WHAT IS BEING ASKED: In the entries that follow, locate the line with "Transcribe this image's", then restate that line and all later lines exactly as they appear, leaving pictures out.

MATERIAL FOR THE TASK:
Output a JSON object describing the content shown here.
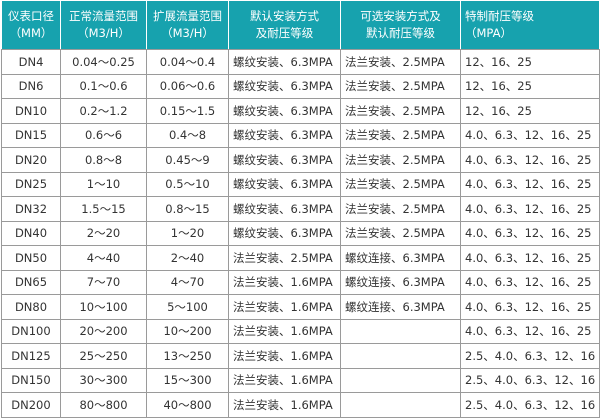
{
  "accent": "#17a2ae",
  "headers": [
    {
      "line1": "仪表口径",
      "line2": "（MM）"
    },
    {
      "line1": "正常流量范围",
      "line2": "（M3/H）"
    },
    {
      "line1": "扩展流量范围",
      "line2": "（M3/H）"
    },
    {
      "line1": "默认安装方式",
      "line2": "及耐压等级"
    },
    {
      "line1": "可选安装方式及",
      "line2": "默认耐压等级"
    },
    {
      "line1": "特制耐压等级",
      "line2": "（MPA）"
    }
  ],
  "rows": [
    [
      "DN4",
      "0.04～0.25",
      "0.04～0.4",
      "螺纹安装、6.3MPA",
      "法兰安装、2.5MPA",
      "12、16、25"
    ],
    [
      "DN6",
      "0.1～0.6",
      "0.06～0.6",
      "螺纹安装、6.3MPA",
      "法兰安装、2.5MPA",
      "12、16、25"
    ],
    [
      "DN10",
      "0.2～1.2",
      "0.15～1.5",
      "螺纹安装、6.3MPA",
      "法兰安装、2.5MPA",
      "12、16、25"
    ],
    [
      "DN15",
      "0.6～6",
      "0.4～8",
      "螺纹安装、6.3MPA",
      "法兰安装、2.5MPA",
      "4.0、6.3、12、16、25"
    ],
    [
      "DN20",
      "0.8～8",
      "0.45～9",
      "螺纹安装、6.3MPA",
      "法兰安装、2.5MPA",
      "4.0、6.3、12、16、25"
    ],
    [
      "DN25",
      "1～10",
      "0.5～10",
      "螺纹安装、6.3MPA",
      "法兰安装、2.5MPA",
      "4.0、6.3、12、16、25"
    ],
    [
      "DN32",
      "1.5～15",
      "0.8～15",
      "螺纹安装、6.3MPA",
      "法兰安装、2.5MPA",
      "4.0、6.3、12、16、25"
    ],
    [
      "DN40",
      "2～20",
      "1～20",
      "螺纹安装、6.3MPA",
      "法兰安装、2.5MPA",
      "4.0、6.3、12、16、25"
    ],
    [
      "DN50",
      "4～40",
      "2～40",
      "法兰安装、2.5MPA",
      "螺纹连接、6.3MPA",
      "4.0、6.3、12、16、25"
    ],
    [
      "DN65",
      "7～70",
      "4～70",
      "法兰安装、1.6MPA",
      "螺纹连接、6.3MPA",
      "4.0、6.3、12、16、25"
    ],
    [
      "DN80",
      "10～100",
      "5～100",
      "法兰安装、1.6MPA",
      "螺纹连接、6.3MPA",
      "4.0、6.3、12、16、25"
    ],
    [
      "DN100",
      "20～200",
      "10～200",
      "法兰安装、1.6MPA",
      "",
      "4.0、6.3、12、16、25"
    ],
    [
      "DN125",
      "25～250",
      "13～250",
      "法兰安装、1.6MPA",
      "",
      "2.5、4.0、6.3、12、16"
    ],
    [
      "DN150",
      "30～300",
      "15～300",
      "法兰安装、1.6MPA",
      "",
      "2.5、4.0、6.3、12、16"
    ],
    [
      "DN200",
      "80～800",
      "40～800",
      "法兰安装、1.6MPA",
      "",
      "2.5、4.0、6.3、12、16"
    ]
  ]
}
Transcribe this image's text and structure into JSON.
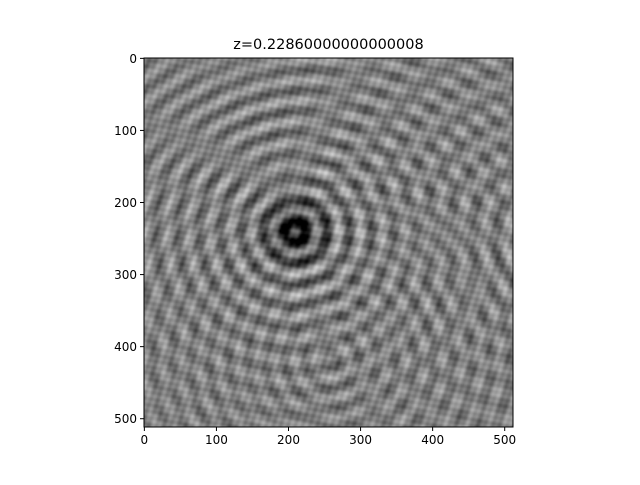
{
  "chart_data": {
    "type": "heatmap",
    "title": "z=0.22860000000000008",
    "xlabel": "",
    "ylabel": "",
    "colormap": "gray",
    "image_size": [
      512,
      512
    ],
    "xlim": [
      0,
      511
    ],
    "ylim": [
      511,
      0
    ],
    "x_ticks": [
      0,
      100,
      200,
      300,
      400,
      500
    ],
    "y_ticks": [
      0,
      100,
      200,
      300,
      400,
      500
    ],
    "x_tick_labels": [
      "0",
      "100",
      "200",
      "300",
      "400",
      "500"
    ],
    "y_tick_labels": [
      "0",
      "100",
      "200",
      "300",
      "400",
      "500"
    ],
    "grid": false,
    "legend": "none",
    "dark_center": [
      210,
      240
    ]
  }
}
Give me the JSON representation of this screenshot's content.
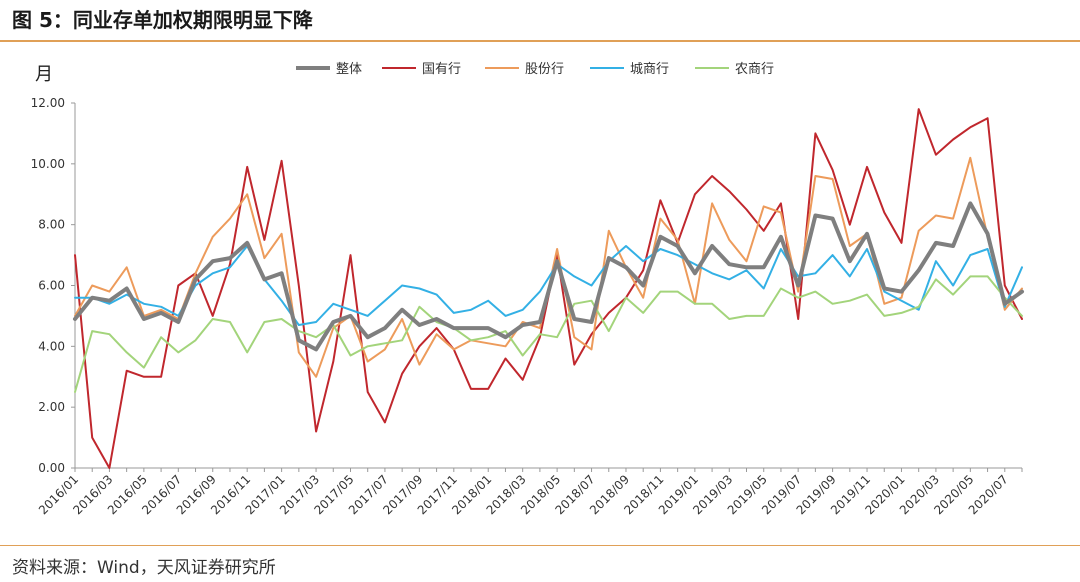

COMPLETE ANSWER:
Transcribe this image's text and structure into JSON.
{
  "chart_data": {
    "type": "heatmap",
    "title": "z=0.22860000000000008",
    "xlabel": "",
    "ylabel": "",
    "colormap": "gray",
    "image_size": [
      512,
      512
    ],
    "xlim": [
      0,
      511
    ],
    "ylim": [
      511,
      0
    ],
    "x_ticks": [
      0,
      100,
      200,
      300,
      400,
      500
    ],
    "y_ticks": [
      0,
      100,
      200,
      300,
      400,
      500
    ],
    "x_tick_labels": [
      "0",
      "100",
      "200",
      "300",
      "400",
      "500"
    ],
    "y_tick_labels": [
      "0",
      "100",
      "200",
      "300",
      "400",
      "500"
    ],
    "grid": false,
    "legend": "none",
    "dark_center": [
      210,
      240
    ]
  }
}
Give me the JSON representation of this screenshot's content.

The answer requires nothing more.